[Data extracted from a collection]
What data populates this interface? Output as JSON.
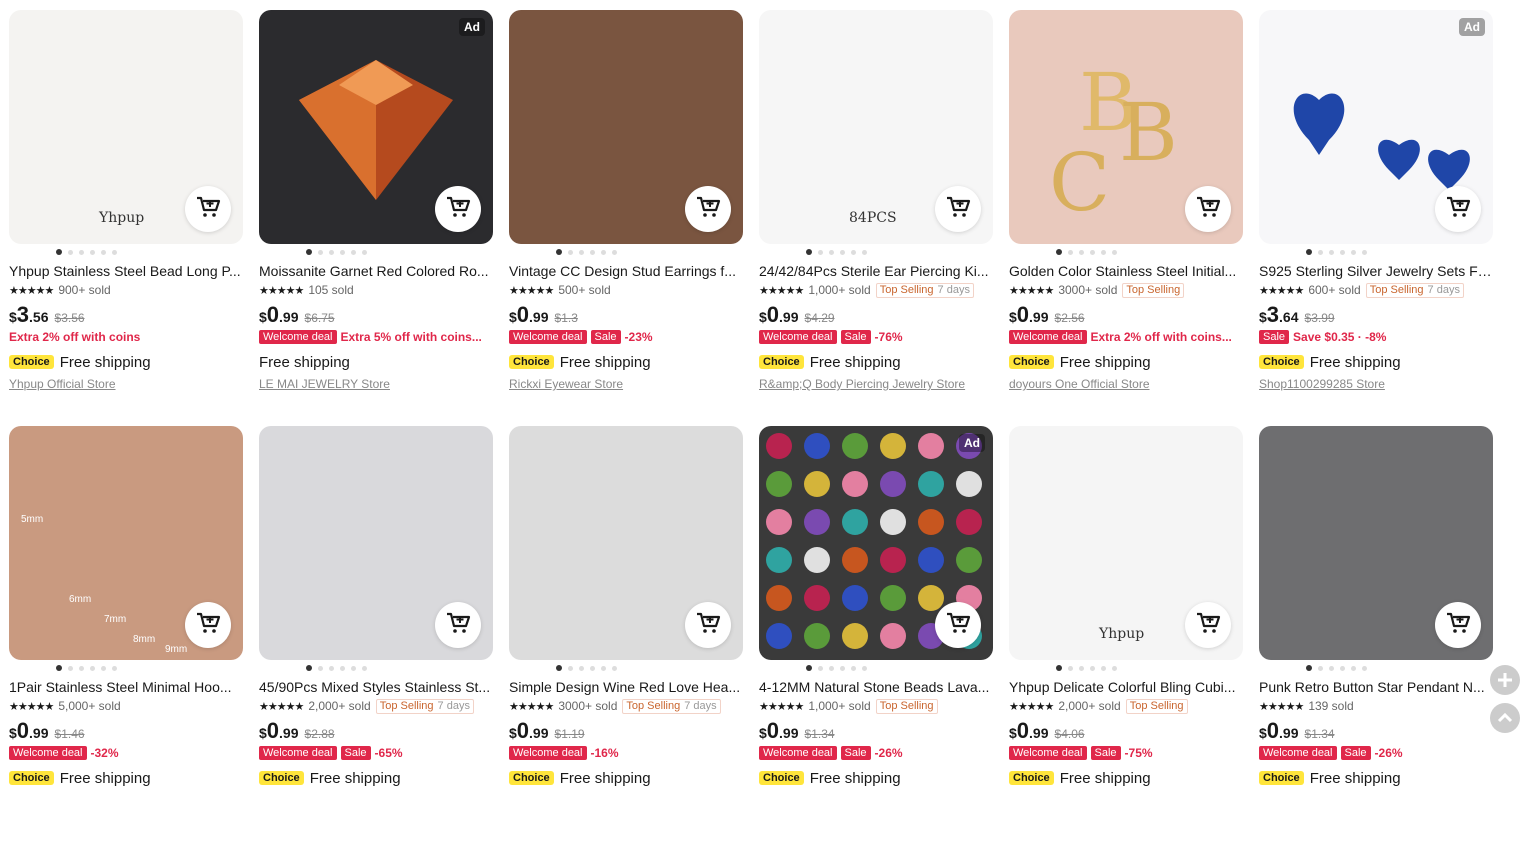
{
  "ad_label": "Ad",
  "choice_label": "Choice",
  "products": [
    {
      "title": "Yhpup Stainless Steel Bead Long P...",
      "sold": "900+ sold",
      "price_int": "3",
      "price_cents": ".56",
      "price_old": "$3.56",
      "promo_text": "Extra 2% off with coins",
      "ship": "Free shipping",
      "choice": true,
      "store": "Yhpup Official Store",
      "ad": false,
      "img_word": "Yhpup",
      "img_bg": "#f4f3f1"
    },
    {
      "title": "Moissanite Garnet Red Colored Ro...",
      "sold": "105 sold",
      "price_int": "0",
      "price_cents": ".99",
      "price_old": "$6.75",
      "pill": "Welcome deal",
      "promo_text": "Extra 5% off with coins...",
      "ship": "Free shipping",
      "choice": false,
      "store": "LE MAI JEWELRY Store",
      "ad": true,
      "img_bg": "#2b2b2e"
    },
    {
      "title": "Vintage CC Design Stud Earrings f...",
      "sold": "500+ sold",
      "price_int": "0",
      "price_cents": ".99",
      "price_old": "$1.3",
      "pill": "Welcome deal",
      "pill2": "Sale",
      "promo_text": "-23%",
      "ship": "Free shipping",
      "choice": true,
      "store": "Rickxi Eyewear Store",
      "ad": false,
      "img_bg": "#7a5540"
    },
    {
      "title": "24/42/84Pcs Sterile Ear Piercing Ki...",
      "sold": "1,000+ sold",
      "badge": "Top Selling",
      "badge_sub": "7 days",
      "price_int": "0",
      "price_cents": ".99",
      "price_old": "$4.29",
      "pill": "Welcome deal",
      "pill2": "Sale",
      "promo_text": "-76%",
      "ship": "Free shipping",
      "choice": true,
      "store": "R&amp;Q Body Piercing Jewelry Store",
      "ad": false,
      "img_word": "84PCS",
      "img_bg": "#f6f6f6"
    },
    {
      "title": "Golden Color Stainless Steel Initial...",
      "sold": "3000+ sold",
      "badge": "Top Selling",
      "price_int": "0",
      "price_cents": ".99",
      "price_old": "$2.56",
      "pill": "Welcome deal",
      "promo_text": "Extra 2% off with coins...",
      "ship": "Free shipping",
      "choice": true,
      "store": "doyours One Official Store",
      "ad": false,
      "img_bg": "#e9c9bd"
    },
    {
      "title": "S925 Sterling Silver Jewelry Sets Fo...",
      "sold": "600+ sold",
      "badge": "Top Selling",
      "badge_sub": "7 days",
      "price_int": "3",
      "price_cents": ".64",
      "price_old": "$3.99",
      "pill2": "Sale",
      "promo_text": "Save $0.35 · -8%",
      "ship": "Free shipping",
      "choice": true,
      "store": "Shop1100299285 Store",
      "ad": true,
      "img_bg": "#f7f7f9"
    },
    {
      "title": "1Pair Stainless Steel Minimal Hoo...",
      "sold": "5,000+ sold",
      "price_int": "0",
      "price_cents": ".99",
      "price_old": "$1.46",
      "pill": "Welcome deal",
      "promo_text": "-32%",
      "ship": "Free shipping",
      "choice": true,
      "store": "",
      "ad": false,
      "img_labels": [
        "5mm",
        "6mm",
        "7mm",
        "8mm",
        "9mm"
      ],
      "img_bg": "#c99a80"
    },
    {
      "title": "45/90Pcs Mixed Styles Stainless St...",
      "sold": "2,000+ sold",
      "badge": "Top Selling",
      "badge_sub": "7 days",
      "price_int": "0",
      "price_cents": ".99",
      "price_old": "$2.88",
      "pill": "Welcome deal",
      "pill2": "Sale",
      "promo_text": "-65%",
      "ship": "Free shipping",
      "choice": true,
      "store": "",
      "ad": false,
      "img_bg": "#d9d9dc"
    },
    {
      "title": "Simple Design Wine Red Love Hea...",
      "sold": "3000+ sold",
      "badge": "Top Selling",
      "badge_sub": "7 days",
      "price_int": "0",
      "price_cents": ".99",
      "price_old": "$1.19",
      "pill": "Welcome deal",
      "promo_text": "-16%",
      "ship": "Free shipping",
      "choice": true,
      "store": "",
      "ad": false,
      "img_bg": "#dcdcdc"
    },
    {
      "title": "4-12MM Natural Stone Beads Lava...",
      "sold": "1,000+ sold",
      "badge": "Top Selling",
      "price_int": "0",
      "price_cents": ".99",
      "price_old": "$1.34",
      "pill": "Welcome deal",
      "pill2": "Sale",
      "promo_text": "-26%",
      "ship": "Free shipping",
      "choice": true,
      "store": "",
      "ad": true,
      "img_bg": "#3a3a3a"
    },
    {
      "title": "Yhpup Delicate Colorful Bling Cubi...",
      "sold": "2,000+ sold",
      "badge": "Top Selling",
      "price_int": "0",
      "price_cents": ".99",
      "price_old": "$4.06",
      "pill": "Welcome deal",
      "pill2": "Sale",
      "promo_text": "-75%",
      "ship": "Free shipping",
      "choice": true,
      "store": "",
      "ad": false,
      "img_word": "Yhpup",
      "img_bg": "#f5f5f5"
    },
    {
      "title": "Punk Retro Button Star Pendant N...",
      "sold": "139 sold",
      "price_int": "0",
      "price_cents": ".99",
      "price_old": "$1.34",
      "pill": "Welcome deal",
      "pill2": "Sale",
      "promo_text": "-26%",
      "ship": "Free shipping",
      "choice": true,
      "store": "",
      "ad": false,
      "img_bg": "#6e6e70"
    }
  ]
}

## [What to do]
Of the lines in the records, determine how many contain the word "coins", and report that number alone.

## [Correct answer]
3